[Collected data entries]
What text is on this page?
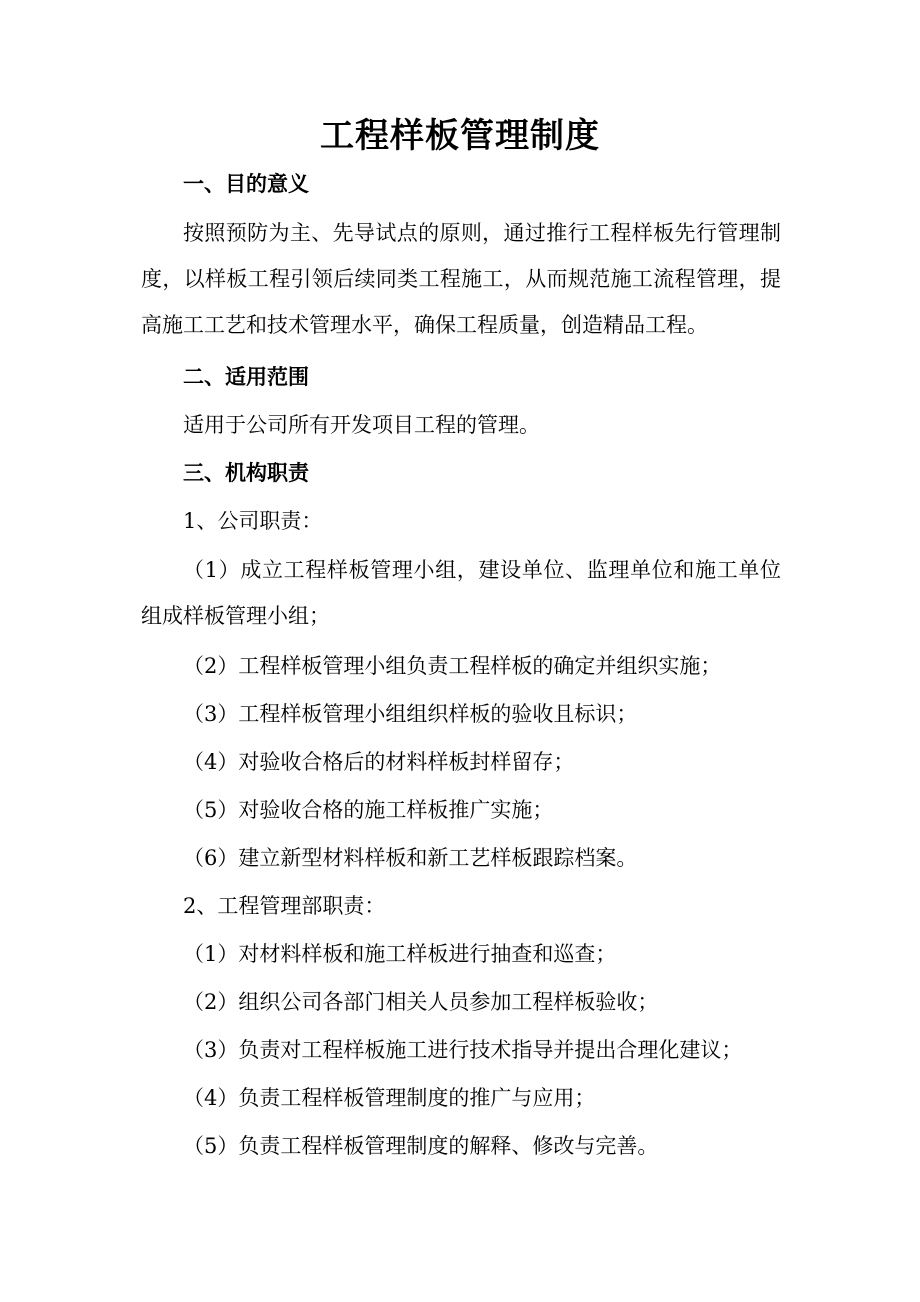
工程样板管理制度

一、目的意义

按照预防为主、先导试点的原则，通过推行工程样板先行管理制度，以样板工程引领后续同类工程施工，从而规范施工流程管理，提高施工工艺和技术管理水平，确保工程质量，创造精品工程。

二、适用范围

适用于公司所有开发项目工程的管理。

三、机构职责

1、公司职责：

（1）成立工程样板管理小组，建设单位、监理单位和施工单位组成样板管理小组；

（2）工程样板管理小组负责工程样板的确定并组织实施；

（3）工程样板管理小组组织样板的验收且标识；

（4）对验收合格后的材料样板封样留存；

（5）对验收合格的施工样板推广实施；

（6）建立新型材料样板和新工艺样板跟踪档案。

2、工程管理部职责：

（1）对材料样板和施工样板进行抽查和巡查；

（2）组织公司各部门相关人员参加工程样板验收；

（3）负责对工程样板施工进行技术指导并提出合理化建议；

（4）负责工程样板管理制度的推广与应用；

（5）负责工程样板管理制度的解释、修改与完善。
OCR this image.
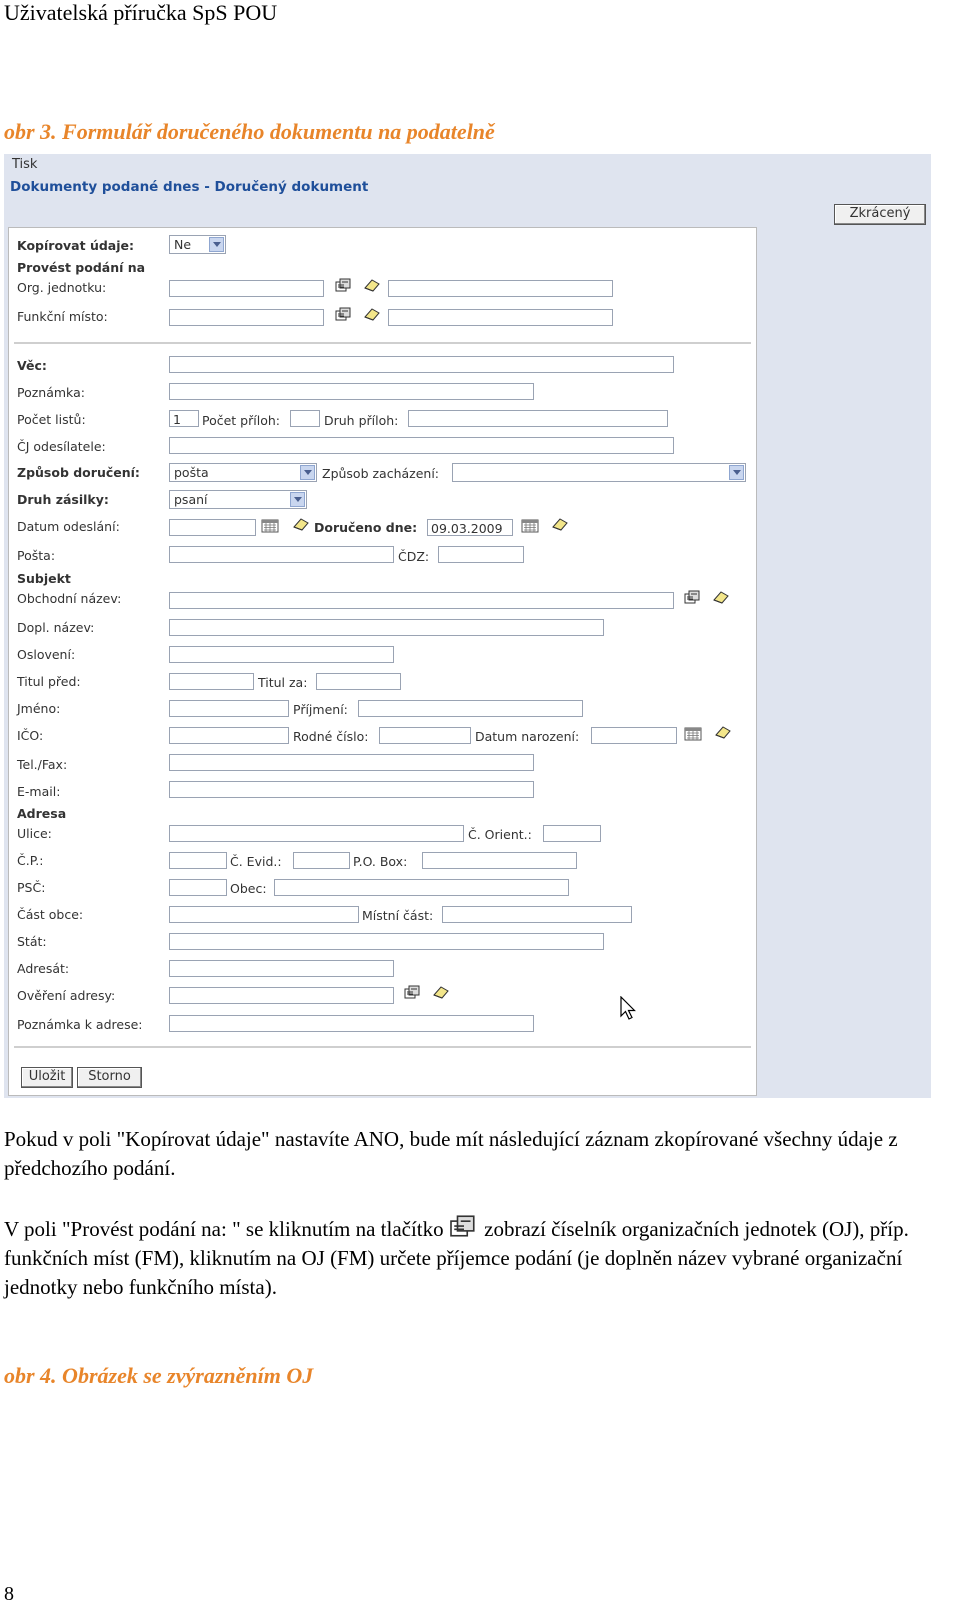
Uživatelská příručka SpS POU
obr 3. Formulář doručeného dokumentu na podatelně
Tisk
Dokumenty podané dnes - Doručený dokument
Zkrácený
Kopírovat údaje:	Ne
Provést podání na
Org. jednotku:
Funkční místo:
Věc:
Poznámka:
Počet listů:	1	Počet příloh:	Druh příloh:
ČJ odesílatele:
Způsob doručení:	pošta	Způsob zacházení:
Druh zásilky:	psaní
Datum odeslání:	Doručeno dne:	09.03.2009
Pošta:	ČDZ:
Subjekt
Obchodní název:
Dopl. název:
Oslovení:
Titul před:	Titul za:
Jméno:	Příjmení:
IČO:	Rodné číslo:	Datum narození:
Tel./Fax:
E-mail:
Adresa
Ulice:	Č. Orient.:
Č.P.:	Č. Evid.:	P.O. Box:
PSČ:	Obec:
Část obce:	Místní část:
Stát:
Adresát:
Ověření adresy:
Poznámka k adrese:
Uložit	Storno
Pokud v poli "Kopírovat údaje" nastavíte ANO, bude mít následující záznam zkopírované všechny údaje z předchozího podání.
V poli "Provést podání na: " se kliknutím na tlačítko  zobrazí číselník organizačních jednotek (OJ), příp. funkčních míst (FM), kliknutím na OJ (FM) určete příjemce podání (je doplněn název vybrané organizační jednotky nebo funkčního místa).
obr 4. Obrázek se zvýrazněním OJ
8
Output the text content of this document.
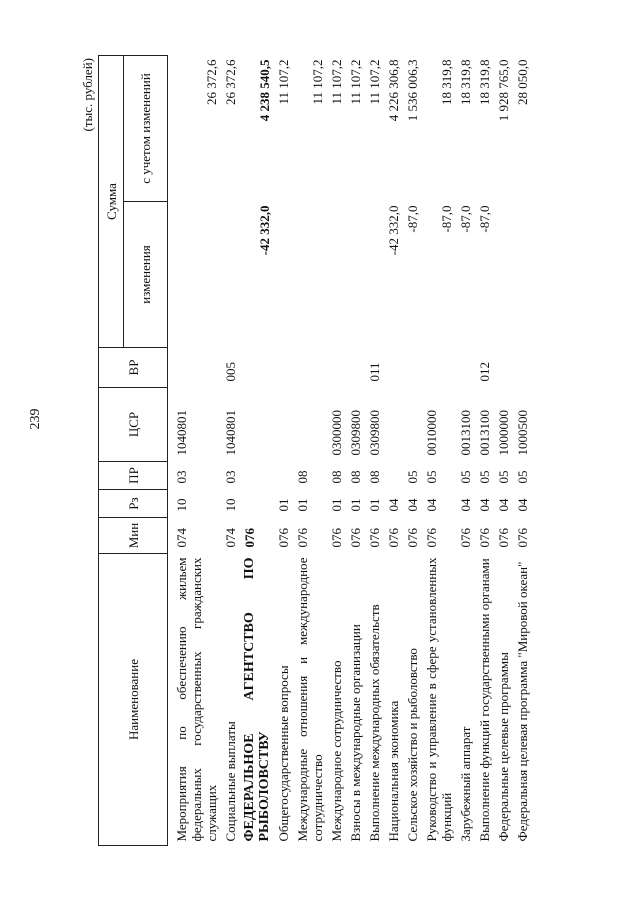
239
(тыс. рублей)
Наименование	Мин	Рз	ПР	ЦСР	ВР	Сумма	
						изменения	с учетом изменений
Мероприятия по обеспечению жильем федеральных государственных гражданских служащих	074	10	03	1040801			26 372,6
Социальные выплаты	074	10	03	1040801	005		26 372,6
ФЕДЕРАЛЬНОЕ АГЕНТСТВО ПО РЫБОЛОВСТВУ	076					-42 332,0	4 238 540,5
Общегосударственные вопросы	076	01					11 107,2
Международные отношения и международное сотрудничество	076	01	08				11 107,2
Международное сотрудничество	076	01	08	0300000			11 107,2
Взносы в международные организации	076	01	08	0309800			11 107,2
Выполнение международных обязательств	076	01	08	0309800	011		11 107,2
Национальная экономика	076	04				-42 332,0	4 226 306,8
Сельское хозяйство и рыболовство	076	04	05			-87,0	1 536 006,3
Руководство и управление в сфере установленных функций	076	04	05	0010000		-87,0	18 319,8
Зарубежный аппарат	076	04	05	0013100		-87,0	18 319,8
Выполнение функций государственными органами	076	04	05	0013100	012	-87,0	18 319,8
Федеральные целевые программы	076	04	05	1000000			1 928 765,0
Федеральная целевая программа "Мировой океан"	076	04	05	1000500			28 050,0
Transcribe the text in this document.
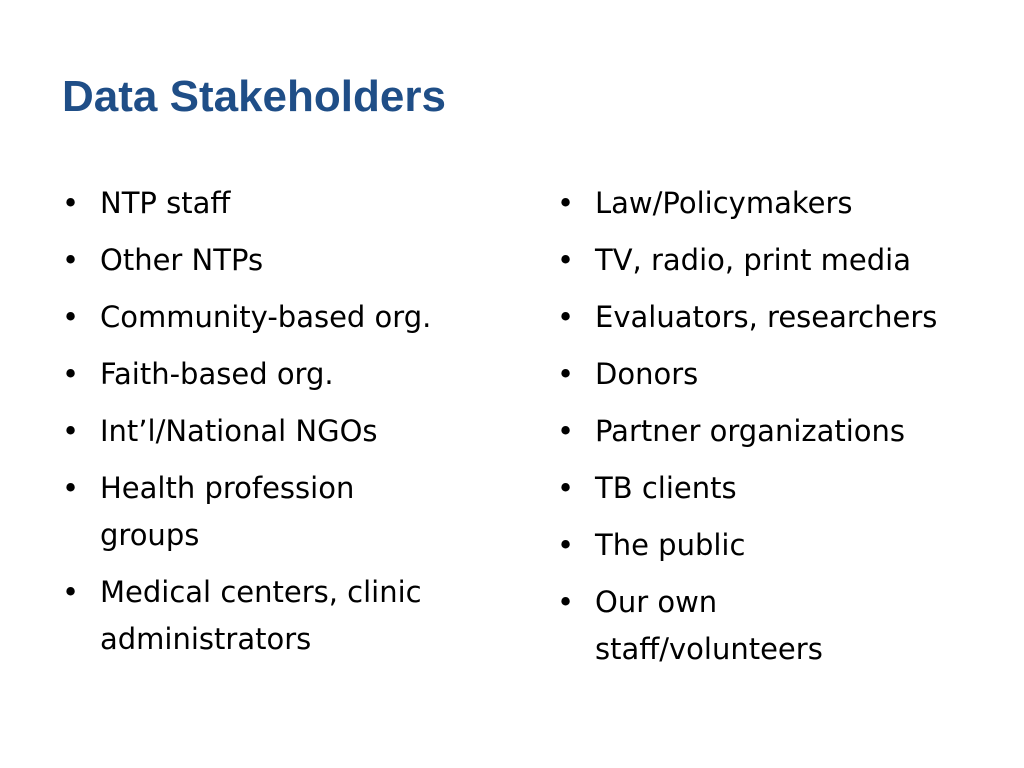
Data Stakeholders
• NTP staff
• Other NTPs
• Community-based org.
• Faith-based org.
• Int’l/National NGOs
• Health profession groups
• Medical centers, clinic administrators
• Law/Policymakers
• TV, radio, print media
• Evaluators, researchers
• Donors
• Partner organizations
• TB clients
• The public
• Our own staff/volunteers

§ **TASK DESCRIPTION**:
From the material above, reproduce everything verbatim except the pictures.

§ **WRITTEN ANSWER**:
What text is on this page?
工程样板管理制度

一、目的意义

按照预防为主、先导试点的原则，通过推行工程样板先行管理制度，以样板工程引领后续同类工程施工，从而规范施工流程管理，提高施工工艺和技术管理水平，确保工程质量，创造精品工程。

二、适用范围

适用于公司所有开发项目工程的管理。

三、机构职责

1、公司职责：

（1）成立工程样板管理小组，建设单位、监理单位和施工单位组成样板管理小组；

（2）工程样板管理小组负责工程样板的确定并组织实施；

（3）工程样板管理小组组织样板的验收且标识；

（4）对验收合格后的材料样板封样留存；

（5）对验收合格的施工样板推广实施；

（6）建立新型材料样板和新工艺样板跟踪档案。

2、工程管理部职责：

（1）对材料样板和施工样板进行抽查和巡查；

（2）组织公司各部门相关人员参加工程样板验收；

（3）负责对工程样板施工进行技术指导并提出合理化建议；

（4）负责工程样板管理制度的推广与应用；

（5）负责工程样板管理制度的解释、修改与完善。
OCR this image.
Uživatelská příručka SpS POU
obr 3. Formulář doručeného dokumentu na podatelně
Tisk
Dokumenty podané dnes - Doručený dokument
Zkrácený
Kopírovat údaje:	Ne
Provést podání na
Org. jednotku:
Funkční místo:
Věc:
Poznámka:
Počet listů:	1	Počet příloh:	Druh příloh:
ČJ odesílatele:
Způsob doručení:	pošta	Způsob zacházení:
Druh zásilky:	psaní
Datum odeslání:	Doručeno dne:	09.03.2009
Pošta:	ČDZ:
Subjekt
Obchodní název:
Dopl. název:
Oslovení:
Titul před:	Titul za:
Jméno:	Příjmení:
IČO:	Rodné číslo:	Datum narození:
Tel./Fax:
E-mail:
Adresa
Ulice:	Č. Orient.:
Č.P.:	Č. Evid.:	P.O. Box:
PSČ:	Obec:
Část obce:	Místní část:
Stát:
Adresát:
Ověření adresy:
Poznámka k adrese:
Uložit	Storno
Pokud v poli "Kopírovat údaje" nastavíte ANO, bude mít následující záznam zkopírované všechny údaje z předchozího podání.
V poli "Provést podání na: " se kliknutím na tlačítko  zobrazí číselník organizačních jednotek (OJ), příp. funkčních míst (FM), kliknutím na OJ (FM) určete příjemce podání (je doplněn název vybrané organizační jednotky nebo funkčního místa).
obr 4. Obrázek se zvýrazněním OJ
8
Output the text content of this document.
239
(тыс. рублей)
Наименование	Мин	Рз	ПР	ЦСР	ВР	Сумма	
						изменения	с учетом изменений
Мероприятия по обеспечению жильем федеральных государственных гражданских служащих	074	10	03	1040801			26 372,6
Социальные выплаты	074	10	03	1040801	005		26 372,6
ФЕДЕРАЛЬНОЕ АГЕНТСТВО ПО РЫБОЛОВСТВУ	076					-42 332,0	4 238 540,5
Общегосударственные вопросы	076	01					11 107,2
Международные отношения и международное сотрудничество	076	01	08				11 107,2
Международное сотрудничество	076	01	08	0300000			11 107,2
Взносы в международные организации	076	01	08	0309800			11 107,2
Выполнение международных обязательств	076	01	08	0309800	011		11 107,2
Национальная экономика	076	04				-42 332,0	4 226 306,8
Сельское хозяйство и рыболовство	076	04	05			-87,0	1 536 006,3
Руководство и управление в сфере установленных функций	076	04	05	0010000		-87,0	18 319,8
Зарубежный аппарат	076	04	05	0013100		-87,0	18 319,8
Выполнение функций государственными органами	076	04	05	0013100	012	-87,0	18 319,8
Федеральные целевые программы	076	04	05	1000000			1 928 765,0
Федеральная целевая программа "Мировой океан"	076	04	05	1000500			28 050,0
Transcribe the text in this document.
Data Stakeholders
• NTP staff
• Other NTPs
• Community-based org.
• Faith-based org.
• Int’l/National NGOs
• Health profession groups
• Medical centers, clinic administrators
• Law/Policymakers
• TV, radio, print media
• Evaluators, researchers
• Donors
• Partner organizations
• TB clients
• The public
• Our own staff/volunteers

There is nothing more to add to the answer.